> _What needs to be done_:
Keep only the lines that hold the string "name", filtering out the rest of the entries below.

> _Given data_:
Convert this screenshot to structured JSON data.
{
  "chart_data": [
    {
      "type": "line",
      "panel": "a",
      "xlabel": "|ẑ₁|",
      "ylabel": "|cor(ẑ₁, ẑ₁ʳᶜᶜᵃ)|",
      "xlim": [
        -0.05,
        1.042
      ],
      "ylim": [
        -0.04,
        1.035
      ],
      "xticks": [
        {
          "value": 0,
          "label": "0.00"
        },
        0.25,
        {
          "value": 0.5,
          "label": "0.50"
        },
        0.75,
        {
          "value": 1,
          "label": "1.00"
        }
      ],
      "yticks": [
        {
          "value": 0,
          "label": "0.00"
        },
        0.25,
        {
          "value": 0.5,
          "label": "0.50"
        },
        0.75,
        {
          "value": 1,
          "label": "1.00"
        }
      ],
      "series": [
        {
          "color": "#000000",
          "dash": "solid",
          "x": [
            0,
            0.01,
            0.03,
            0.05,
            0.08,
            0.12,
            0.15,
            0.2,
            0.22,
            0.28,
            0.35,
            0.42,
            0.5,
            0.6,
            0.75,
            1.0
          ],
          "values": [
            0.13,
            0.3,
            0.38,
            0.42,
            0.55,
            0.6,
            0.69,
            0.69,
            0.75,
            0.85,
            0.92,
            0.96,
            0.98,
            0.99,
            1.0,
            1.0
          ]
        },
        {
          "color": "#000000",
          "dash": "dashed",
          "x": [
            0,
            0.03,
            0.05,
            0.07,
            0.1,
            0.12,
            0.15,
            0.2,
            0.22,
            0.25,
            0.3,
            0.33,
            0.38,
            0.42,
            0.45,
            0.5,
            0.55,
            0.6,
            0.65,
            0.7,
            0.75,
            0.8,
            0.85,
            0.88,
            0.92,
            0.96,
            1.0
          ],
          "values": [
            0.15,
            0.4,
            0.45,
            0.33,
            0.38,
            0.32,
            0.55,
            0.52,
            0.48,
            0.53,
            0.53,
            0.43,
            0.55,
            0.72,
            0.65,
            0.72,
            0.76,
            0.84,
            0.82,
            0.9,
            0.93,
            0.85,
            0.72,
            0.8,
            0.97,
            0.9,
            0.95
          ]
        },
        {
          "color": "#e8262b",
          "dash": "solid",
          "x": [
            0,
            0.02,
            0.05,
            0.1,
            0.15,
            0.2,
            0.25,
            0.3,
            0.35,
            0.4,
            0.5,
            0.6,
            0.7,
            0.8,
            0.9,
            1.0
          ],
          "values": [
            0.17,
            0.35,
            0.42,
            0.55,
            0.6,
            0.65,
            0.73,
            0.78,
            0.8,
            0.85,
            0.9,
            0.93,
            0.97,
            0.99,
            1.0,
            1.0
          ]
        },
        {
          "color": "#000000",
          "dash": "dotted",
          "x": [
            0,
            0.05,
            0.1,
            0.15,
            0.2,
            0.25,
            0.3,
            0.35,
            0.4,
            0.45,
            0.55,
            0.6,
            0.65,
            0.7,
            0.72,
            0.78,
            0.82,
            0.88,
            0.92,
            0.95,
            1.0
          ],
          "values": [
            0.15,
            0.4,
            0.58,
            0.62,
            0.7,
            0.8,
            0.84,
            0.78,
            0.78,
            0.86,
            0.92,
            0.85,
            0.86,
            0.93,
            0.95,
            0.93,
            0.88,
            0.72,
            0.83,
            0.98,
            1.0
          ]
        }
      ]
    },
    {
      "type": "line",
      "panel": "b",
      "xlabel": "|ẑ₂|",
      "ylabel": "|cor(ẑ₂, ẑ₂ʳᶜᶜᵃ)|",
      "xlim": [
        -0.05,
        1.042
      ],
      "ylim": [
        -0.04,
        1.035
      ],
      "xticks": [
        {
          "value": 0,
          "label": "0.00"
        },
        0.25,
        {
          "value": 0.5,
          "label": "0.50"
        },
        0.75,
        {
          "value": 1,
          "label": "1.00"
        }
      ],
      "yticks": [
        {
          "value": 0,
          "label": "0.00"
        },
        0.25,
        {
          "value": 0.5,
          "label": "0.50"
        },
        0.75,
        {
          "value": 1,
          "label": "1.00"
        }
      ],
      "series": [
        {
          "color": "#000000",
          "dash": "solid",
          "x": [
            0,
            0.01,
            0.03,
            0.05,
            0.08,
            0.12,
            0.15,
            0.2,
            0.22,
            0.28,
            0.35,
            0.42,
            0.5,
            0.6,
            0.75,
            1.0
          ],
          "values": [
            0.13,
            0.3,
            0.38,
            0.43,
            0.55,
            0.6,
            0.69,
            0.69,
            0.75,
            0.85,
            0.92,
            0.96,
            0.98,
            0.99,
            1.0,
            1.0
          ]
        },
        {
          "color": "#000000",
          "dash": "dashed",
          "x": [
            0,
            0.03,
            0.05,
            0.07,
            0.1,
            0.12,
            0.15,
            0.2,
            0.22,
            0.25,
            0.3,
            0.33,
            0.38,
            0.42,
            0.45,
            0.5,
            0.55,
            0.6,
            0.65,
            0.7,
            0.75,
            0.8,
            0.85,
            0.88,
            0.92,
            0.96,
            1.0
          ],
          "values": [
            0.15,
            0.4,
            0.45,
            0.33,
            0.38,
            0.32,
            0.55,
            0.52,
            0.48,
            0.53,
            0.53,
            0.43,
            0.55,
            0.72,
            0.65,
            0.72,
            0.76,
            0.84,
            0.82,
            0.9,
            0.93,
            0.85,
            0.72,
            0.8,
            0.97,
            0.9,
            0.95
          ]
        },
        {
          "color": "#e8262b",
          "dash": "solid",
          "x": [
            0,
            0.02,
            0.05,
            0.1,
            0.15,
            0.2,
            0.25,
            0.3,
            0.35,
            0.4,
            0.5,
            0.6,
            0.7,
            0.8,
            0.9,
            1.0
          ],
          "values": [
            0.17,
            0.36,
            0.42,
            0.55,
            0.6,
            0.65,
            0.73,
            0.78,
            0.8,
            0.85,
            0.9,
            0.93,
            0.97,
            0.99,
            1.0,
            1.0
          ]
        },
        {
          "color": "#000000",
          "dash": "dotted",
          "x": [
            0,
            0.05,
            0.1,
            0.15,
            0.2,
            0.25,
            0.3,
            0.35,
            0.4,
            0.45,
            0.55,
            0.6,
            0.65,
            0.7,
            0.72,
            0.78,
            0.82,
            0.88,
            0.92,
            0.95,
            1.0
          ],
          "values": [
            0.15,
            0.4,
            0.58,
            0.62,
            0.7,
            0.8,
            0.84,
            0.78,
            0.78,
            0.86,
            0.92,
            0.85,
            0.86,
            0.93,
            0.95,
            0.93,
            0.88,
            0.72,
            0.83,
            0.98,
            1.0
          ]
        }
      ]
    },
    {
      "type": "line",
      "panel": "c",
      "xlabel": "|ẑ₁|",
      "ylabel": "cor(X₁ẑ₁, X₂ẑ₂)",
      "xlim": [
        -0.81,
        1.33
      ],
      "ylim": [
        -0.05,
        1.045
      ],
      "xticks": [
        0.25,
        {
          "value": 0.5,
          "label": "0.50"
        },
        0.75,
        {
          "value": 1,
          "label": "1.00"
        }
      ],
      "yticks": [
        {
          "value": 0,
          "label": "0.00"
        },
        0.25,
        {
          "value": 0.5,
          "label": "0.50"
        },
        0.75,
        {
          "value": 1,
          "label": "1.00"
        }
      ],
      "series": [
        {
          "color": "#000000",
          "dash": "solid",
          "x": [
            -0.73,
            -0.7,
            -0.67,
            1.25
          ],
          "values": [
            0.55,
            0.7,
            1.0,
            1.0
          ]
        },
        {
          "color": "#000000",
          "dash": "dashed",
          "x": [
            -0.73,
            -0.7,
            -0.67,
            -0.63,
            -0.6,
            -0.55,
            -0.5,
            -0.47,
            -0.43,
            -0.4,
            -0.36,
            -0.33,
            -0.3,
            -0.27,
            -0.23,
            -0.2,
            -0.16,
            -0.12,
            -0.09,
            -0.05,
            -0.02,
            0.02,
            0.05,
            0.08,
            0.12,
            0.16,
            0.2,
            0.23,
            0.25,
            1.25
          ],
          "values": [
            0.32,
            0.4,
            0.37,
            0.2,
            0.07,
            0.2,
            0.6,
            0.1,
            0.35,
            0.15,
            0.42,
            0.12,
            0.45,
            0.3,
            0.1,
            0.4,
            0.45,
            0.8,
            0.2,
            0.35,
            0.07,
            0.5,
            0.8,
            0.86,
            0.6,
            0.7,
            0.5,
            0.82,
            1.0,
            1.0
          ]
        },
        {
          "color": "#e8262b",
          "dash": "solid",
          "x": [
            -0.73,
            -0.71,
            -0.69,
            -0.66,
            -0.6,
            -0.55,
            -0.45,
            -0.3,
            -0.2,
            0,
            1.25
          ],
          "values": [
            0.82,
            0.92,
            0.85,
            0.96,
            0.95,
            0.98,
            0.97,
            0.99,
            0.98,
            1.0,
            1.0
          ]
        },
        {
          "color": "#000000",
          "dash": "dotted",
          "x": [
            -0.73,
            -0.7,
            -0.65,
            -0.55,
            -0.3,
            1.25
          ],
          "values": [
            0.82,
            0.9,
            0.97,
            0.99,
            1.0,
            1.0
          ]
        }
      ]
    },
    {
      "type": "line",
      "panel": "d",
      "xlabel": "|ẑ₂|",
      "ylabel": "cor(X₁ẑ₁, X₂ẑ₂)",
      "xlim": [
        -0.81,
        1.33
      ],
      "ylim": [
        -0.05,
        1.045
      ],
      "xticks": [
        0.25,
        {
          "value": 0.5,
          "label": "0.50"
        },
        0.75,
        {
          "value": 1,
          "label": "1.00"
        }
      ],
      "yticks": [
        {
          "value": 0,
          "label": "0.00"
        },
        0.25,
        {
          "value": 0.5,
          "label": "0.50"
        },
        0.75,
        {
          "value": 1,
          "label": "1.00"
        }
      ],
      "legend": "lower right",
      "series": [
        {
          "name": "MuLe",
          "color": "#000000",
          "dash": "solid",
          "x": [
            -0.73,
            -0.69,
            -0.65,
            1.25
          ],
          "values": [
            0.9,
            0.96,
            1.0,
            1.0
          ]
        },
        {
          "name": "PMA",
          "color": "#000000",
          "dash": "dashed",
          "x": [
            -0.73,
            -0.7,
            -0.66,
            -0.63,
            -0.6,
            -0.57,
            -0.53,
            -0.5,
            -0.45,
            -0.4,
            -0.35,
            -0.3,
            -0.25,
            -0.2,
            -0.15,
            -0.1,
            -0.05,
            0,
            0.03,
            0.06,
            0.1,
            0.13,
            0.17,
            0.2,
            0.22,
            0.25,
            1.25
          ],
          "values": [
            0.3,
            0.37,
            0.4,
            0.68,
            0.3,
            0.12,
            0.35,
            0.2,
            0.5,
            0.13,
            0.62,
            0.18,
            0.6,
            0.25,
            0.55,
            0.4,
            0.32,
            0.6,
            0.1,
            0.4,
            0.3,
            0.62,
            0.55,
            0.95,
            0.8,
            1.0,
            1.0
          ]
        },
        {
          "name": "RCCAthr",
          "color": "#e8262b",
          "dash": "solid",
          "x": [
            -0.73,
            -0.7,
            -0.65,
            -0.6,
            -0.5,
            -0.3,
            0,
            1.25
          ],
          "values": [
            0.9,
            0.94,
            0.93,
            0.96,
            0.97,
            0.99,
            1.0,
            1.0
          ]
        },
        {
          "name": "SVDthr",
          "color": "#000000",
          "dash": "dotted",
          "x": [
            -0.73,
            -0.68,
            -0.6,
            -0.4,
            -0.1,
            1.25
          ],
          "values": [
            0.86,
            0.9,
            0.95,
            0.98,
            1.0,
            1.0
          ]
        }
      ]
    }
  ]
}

> _Completed task_:
          "name": "MuLe",
          "name": "PMA",
          "name": "RCCAthr",
          "name": "SVDthr",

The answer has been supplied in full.